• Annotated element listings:
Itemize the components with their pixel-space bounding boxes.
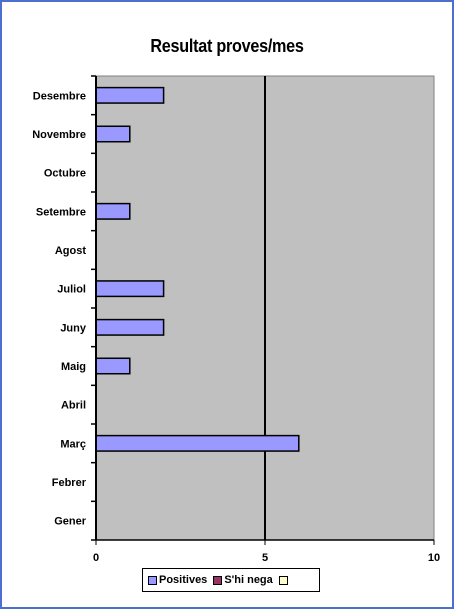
x-tick-label-5: 5 <box>262 552 268 564</box>
bar-març <box>95 434 300 452</box>
legend-label-positives: Positives <box>159 574 208 586</box>
x-axis-labels: 0 5 10 <box>93 552 440 564</box>
y-tick-label-març: Març <box>60 438 86 450</box>
y-axis-ticks <box>91 75 96 541</box>
y-tick-label-octubre: Octubre <box>44 168 86 180</box>
bar-setembre <box>95 202 131 220</box>
legend-swatch-positives <box>148 575 157 585</box>
y-tick-label-desembre: Desembre <box>33 90 86 102</box>
y-tick-label-juliol: Juliol <box>57 284 86 296</box>
x-tick-label-10: 10 <box>428 552 440 564</box>
legend: Positives S'hi nega <box>142 568 320 592</box>
y-tick-label-maig: Maig <box>61 361 86 373</box>
legend-item-shi-nega: S'hi nega <box>213 574 273 586</box>
legend-item-positives: Positives <box>148 574 207 586</box>
legend-swatch-third <box>278 575 288 585</box>
y-tick-label-febrer: Febrer <box>52 477 87 489</box>
bar-juliol <box>95 280 165 298</box>
y-tick-label-gener: Gener <box>54 516 87 528</box>
legend-item-third <box>278 575 290 585</box>
bar-desembre <box>95 86 165 104</box>
y-tick-label-juny: Juny <box>60 322 87 334</box>
legend-label-shi-nega: S'hi nega <box>224 574 273 586</box>
y-tick-label-abril: Abril <box>61 400 86 412</box>
chart-title: Resultat proves/mes <box>150 36 304 56</box>
x-tick-label-0: 0 <box>93 552 99 564</box>
y-tick-label-agost: Agost <box>55 245 87 257</box>
legend-swatch-shi-nega <box>213 575 223 585</box>
bars <box>95 86 300 452</box>
x-axis-ticks <box>95 540 435 545</box>
y-tick-label-novembre: Novembre <box>32 129 86 141</box>
bar-maig <box>95 357 131 375</box>
y-tick-label-setembre: Setembre <box>36 206 86 218</box>
bar-novembre <box>95 125 131 143</box>
y-axis-labels: Gener Febrer Març Abril Maig Juny Juliol Agost S… <box>32 90 87 527</box>
bar-juny <box>95 318 165 336</box>
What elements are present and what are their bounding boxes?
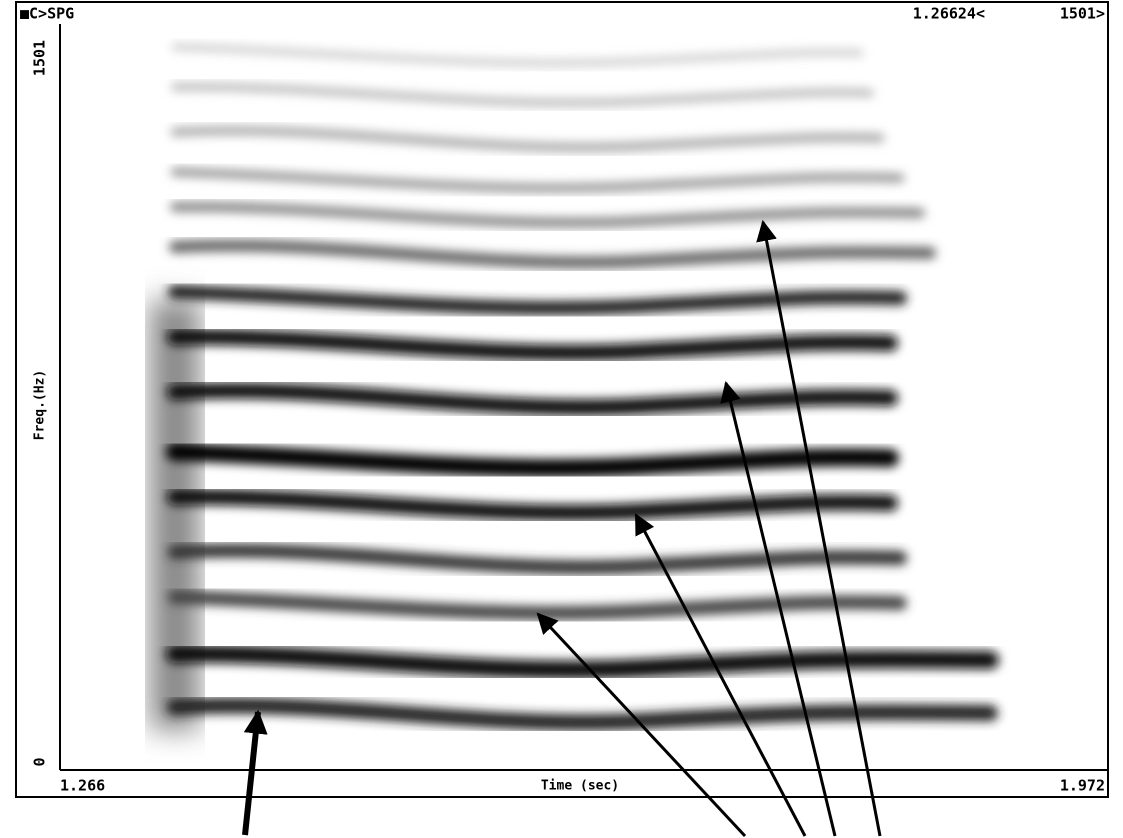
- y-max: 1501: [31, 40, 49, 76]
- onset-energy: [150, 300, 200, 730]
- x-max: 1.972: [1060, 777, 1105, 795]
- x-label: Time (sec): [541, 779, 619, 794]
- header-bins: 1501>: [1060, 5, 1105, 23]
- y-min: 0: [31, 757, 49, 766]
- x-min: 1.266: [60, 777, 105, 795]
- page: {"header": {"left": "■C>SPG", "time": "1…: [0, 0, 1123, 838]
- y-label: Freq.(Hz): [33, 370, 48, 440]
- spectrogram-screen: ■C>SPG 1.26624< 1501> 1501 Freq.(Hz) 0 1…: [0, 0, 1123, 838]
- header-label: ■C>SPG: [20, 5, 74, 23]
- header-time: 1.26624<: [913, 5, 985, 23]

• Short task:
Could you convert the listing lines, starting at the one containing "x-tick-label-5: 5 <box>262 552 268 564</box>" and ending at the one containing "legend-item-third <box>278 575 290 585</box>" (both included), into a JSON list of strings with one string per line and blank lines omitted?

• Solution to the exercise:
[
  "x-tick-label-5: 5 <box>262 552 268 564</box>",
  "bar-març <box>95 434 300 452</box>",
  "legend-label-positives: Positives <box>159 574 208 586</box>",
  "x-axis-labels: 0 5 10 <box>93 552 440 564</box>",
  "y-tick-label-març: Març <box>60 438 86 450</box>",
  "y-axis-ticks <box>91 75 96 541</box>",
  "y-tick-label-octubre: Octubre <box>44 168 86 180</box>",
  "bar-setembre <box>95 202 131 220</box>",
  "legend-swatch-positives <box>148 575 157 585</box>",
  "y-tick-label-desembre: Desembre <box>33 90 86 102</box>",
  "y-tick-label-juliol: Juliol <box>57 284 86 296</box>",
  "x-tick-label-10: 10 <box>428 552 440 564</box>",
  "legend: Positives S'hi nega <box>142 568 320 592</box>",
  "y-tick-label-maig: Maig <box>61 361 86 373</box>",
  "legend-item-shi-nega: S'hi nega <box>213 574 273 586</box>",
  "legend-item-positives: Positives <box>148 574 207 586</box>",
  "legend-swatch-third <box>278 575 288 585</box>",
  "y-tick-label-febrer: Febrer <box>52 477 87 489</box>",
  "bar-juliol <box>95 280 165 298</box>",
  "y-tick-label-gener: Gener <box>54 516 87 528</box>",
  "legend-item-third <box>278 575 290 585</box>"
]